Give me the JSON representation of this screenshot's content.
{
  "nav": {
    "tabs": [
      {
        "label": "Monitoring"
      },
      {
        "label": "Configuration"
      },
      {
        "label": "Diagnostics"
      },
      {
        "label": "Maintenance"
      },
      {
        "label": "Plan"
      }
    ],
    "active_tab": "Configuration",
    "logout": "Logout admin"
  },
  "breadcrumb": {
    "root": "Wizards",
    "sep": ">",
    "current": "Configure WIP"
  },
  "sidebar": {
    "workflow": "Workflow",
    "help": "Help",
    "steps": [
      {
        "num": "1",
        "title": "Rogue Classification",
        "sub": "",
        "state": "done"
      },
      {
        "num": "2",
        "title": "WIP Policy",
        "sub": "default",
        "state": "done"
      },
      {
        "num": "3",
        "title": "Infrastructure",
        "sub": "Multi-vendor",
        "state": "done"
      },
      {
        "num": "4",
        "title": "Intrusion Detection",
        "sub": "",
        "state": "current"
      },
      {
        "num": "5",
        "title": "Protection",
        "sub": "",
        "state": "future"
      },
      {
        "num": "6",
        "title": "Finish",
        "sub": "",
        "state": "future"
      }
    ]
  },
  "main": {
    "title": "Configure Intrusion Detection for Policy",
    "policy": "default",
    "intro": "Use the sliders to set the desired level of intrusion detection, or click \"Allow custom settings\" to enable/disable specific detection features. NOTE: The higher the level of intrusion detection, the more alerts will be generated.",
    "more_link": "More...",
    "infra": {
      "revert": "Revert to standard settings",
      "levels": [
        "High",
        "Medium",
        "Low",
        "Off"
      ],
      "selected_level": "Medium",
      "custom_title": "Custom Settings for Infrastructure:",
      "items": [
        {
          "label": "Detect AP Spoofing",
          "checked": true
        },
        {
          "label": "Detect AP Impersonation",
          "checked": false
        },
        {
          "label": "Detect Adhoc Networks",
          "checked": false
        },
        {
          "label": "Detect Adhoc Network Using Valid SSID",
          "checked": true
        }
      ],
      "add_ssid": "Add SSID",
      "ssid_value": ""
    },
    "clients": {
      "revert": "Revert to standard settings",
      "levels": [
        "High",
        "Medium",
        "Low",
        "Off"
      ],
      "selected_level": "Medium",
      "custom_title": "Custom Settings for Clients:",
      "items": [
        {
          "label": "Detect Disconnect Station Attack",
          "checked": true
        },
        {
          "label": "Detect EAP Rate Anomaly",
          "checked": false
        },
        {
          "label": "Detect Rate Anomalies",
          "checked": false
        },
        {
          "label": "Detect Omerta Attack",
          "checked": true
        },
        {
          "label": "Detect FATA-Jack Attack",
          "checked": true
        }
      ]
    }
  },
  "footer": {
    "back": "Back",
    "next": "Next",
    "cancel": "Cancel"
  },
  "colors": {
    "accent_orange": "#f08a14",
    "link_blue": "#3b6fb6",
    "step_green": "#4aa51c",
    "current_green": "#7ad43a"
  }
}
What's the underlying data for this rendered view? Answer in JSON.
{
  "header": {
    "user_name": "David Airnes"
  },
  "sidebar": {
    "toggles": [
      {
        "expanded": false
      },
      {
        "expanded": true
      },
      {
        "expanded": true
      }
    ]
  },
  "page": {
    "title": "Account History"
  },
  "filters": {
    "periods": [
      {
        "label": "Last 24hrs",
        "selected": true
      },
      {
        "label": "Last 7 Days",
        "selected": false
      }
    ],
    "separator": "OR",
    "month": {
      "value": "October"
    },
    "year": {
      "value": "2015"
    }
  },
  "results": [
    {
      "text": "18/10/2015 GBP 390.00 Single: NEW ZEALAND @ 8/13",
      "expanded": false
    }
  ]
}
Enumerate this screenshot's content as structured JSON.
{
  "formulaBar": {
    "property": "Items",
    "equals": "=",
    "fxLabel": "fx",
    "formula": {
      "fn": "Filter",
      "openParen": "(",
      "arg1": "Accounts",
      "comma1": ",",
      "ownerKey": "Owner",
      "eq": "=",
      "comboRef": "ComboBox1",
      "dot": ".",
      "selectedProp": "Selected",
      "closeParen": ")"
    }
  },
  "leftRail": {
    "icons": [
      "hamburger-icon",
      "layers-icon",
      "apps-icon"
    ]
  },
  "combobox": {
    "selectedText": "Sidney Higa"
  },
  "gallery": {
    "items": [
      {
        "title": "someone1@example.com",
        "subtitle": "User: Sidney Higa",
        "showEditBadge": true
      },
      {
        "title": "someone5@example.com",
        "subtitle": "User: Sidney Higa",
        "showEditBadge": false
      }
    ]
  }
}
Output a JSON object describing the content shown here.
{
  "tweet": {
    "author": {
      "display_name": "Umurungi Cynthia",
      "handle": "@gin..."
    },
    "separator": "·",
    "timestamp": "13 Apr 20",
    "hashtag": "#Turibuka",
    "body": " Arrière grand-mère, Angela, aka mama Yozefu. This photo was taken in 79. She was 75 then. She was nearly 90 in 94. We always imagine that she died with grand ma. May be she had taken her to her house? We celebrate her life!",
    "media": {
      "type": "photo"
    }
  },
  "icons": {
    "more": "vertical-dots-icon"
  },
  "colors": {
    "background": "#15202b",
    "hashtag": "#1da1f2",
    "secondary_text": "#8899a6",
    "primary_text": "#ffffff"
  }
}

========================

* **Goal**
Print the material above once more, exactly.

* **Reply to the exercise**
Give me the JSON representation of this screenshot's content.
{
  "nav": {
    "tabs": [
      {
        "label": "Monitoring"
      },
      {
        "label": "Configuration"
      },
      {
        "label": "Diagnostics"
      },
      {
        "label": "Maintenance"
      },
      {
        "label": "Plan"
      }
    ],
    "active_tab": "Configuration",
    "logout": "Logout admin"
  },
  "breadcrumb": {
    "root": "Wizards",
    "sep": ">",
    "current": "Configure WIP"
  },
  "sidebar": {
    "workflow": "Workflow",
    "help": "Help",
    "steps": [
      {
        "num": "1",
        "title": "Rogue Classification",
        "sub": "",
        "state": "done"
      },
      {
        "num": "2",
        "title": "WIP Policy",
        "sub": "default",
        "state": "done"
      },
      {
        "num": "3",
        "title": "Infrastructure",
        "sub": "Multi-vendor",
        "state": "done"
      },
      {
        "num": "4",
        "title": "Intrusion Detection",
        "sub": "",
        "state": "current"
      },
      {
        "num": "5",
        "title": "Protection",
        "sub": "",
        "state": "future"
      },
      {
        "num": "6",
        "title": "Finish",
        "sub": "",
        "state": "future"
      }
    ]
  },
  "main": {
    "title": "Configure Intrusion Detection for Policy",
    "policy": "default",
    "intro": "Use the sliders to set the desired level of intrusion detection, or click \"Allow custom settings\" to enable/disable specific detection features. NOTE: The higher the level of intrusion detection, the more alerts will be generated.",
    "more_link": "More...",
    "infra": {
      "revert": "Revert to standard settings",
      "levels": [
        "High",
        "Medium",
        "Low",
        "Off"
      ],
      "selected_level": "Medium",
      "custom_title": "Custom Settings for Infrastructure:",
      "items": [
        {
          "label": "Detect AP Spoofing",
          "checked": true
        },
        {
          "label": "Detect AP Impersonation",
          "checked": false
        },
        {
          "label": "Detect Adhoc Networks",
          "checked": false
        },
        {
          "label": "Detect Adhoc Network Using Valid SSID",
          "checked": true
        }
      ],
      "add_ssid": "Add SSID",
      "ssid_value": ""
    },
    "clients": {
      "revert": "Revert to standard settings",
      "levels": [
        "High",
        "Medium",
        "Low",
        "Off"
      ],
      "selected_level": "Medium",
      "custom_title": "Custom Settings for Clients:",
      "items": [
        {
          "label": "Detect Disconnect Station Attack",
          "checked": true
        },
        {
          "label": "Detect EAP Rate Anomaly",
          "checked": false
        },
        {
          "label": "Detect Rate Anomalies",
          "checked": false
        },
        {
          "label": "Detect Omerta Attack",
          "checked": true
        },
        {
          "label": "Detect FATA-Jack Attack",
          "checked": true
        }
      ]
    }
  },
  "footer": {
    "back": "Back",
    "next": "Next",
    "cancel": "Cancel"
  },
  "colors": {
    "accent_orange": "#f08a14",
    "link_blue": "#3b6fb6",
    "step_green": "#4aa51c",
    "current_green": "#7ad43a"
  }
}
What's the underlying data for this rendered view? Answer in JSON.
{
  "header": {
    "user_name": "David Airnes"
  },
  "sidebar": {
    "toggles": [
      {
        "expanded": false
      },
      {
        "expanded": true
      },
      {
        "expanded": true
      }
    ]
  },
  "page": {
    "title": "Account History"
  },
  "filters": {
    "periods": [
      {
        "label": "Last 24hrs",
        "selected": true
      },
      {
        "label": "Last 7 Days",
        "selected": false
      }
    ],
    "separator": "OR",
    "month": {
      "value": "October"
    },
    "year": {
      "value": "2015"
    }
  },
  "results": [
    {
      "text": "18/10/2015 GBP 390.00 Single: NEW ZEALAND @ 8/13",
      "expanded": false
    }
  ]
}
Enumerate this screenshot's content as structured JSON.
{
  "formulaBar": {
    "property": "Items",
    "equals": "=",
    "fxLabel": "fx",
    "formula": {
      "fn": "Filter",
      "openParen": "(",
      "arg1": "Accounts",
      "comma1": ",",
      "ownerKey": "Owner",
      "eq": "=",
      "comboRef": "ComboBox1",
      "dot": ".",
      "selectedProp": "Selected",
      "closeParen": ")"
    }
  },
  "leftRail": {
    "icons": [
      "hamburger-icon",
      "layers-icon",
      "apps-icon"
    ]
  },
  "combobox": {
    "selectedText": "Sidney Higa"
  },
  "gallery": {
    "items": [
      {
        "title": "someone1@example.com",
        "subtitle": "User: Sidney Higa",
        "showEditBadge": true
      },
      {
        "title": "someone5@example.com",
        "subtitle": "User: Sidney Higa",
        "showEditBadge": false
      }
    ]
  }
}
Output a JSON object describing the content shown here.
{
  "tweet": {
    "author": {
      "display_name": "Umurungi Cynthia",
      "handle": "@gin..."
    },
    "separator": "·",
    "timestamp": "13 Apr 20",
    "hashtag": "#Turibuka",
    "body": " Arrière grand-mère, Angela, aka mama Yozefu. This photo was taken in 79. She was 75 then. She was nearly 90 in 94. We always imagine that she died with grand ma. May be she had taken her to her house? We celebrate her life!",
    "media": {
      "type": "photo"
    }
  },
  "icons": {
    "more": "vertical-dots-icon"
  },
  "colors": {
    "background": "#15202b",
    "hashtag": "#1da1f2",
    "secondary_text": "#8899a6",
    "primary_text": "#ffffff"
  }
}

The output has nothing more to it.